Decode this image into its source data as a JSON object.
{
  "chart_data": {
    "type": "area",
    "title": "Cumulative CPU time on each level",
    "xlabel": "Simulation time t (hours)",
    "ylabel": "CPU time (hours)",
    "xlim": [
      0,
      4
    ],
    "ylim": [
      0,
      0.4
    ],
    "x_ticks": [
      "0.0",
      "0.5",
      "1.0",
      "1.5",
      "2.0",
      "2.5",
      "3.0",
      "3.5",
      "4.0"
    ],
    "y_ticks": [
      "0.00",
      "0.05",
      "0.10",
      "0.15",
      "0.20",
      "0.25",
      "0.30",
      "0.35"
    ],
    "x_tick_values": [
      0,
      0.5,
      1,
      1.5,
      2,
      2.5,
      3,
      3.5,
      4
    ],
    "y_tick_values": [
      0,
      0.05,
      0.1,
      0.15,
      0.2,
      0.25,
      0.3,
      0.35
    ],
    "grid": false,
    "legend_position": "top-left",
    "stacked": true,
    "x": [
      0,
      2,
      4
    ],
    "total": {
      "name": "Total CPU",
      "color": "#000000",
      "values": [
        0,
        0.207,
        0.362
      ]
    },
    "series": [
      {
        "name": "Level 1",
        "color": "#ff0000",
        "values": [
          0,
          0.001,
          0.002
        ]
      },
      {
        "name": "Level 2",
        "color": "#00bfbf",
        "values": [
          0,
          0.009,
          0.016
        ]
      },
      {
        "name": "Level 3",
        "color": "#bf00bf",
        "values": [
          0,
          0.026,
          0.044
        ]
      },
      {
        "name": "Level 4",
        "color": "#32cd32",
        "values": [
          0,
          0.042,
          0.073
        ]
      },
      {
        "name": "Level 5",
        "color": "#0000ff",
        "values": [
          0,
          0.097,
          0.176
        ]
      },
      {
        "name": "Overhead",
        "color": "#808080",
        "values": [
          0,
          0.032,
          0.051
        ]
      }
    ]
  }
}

▸ **WHAT YOU ARE ASKED TO DO**: Only the number is wanted: count the lines of the records that hold the word "color".

▸ **RESPONSE TO THE TASK**: 7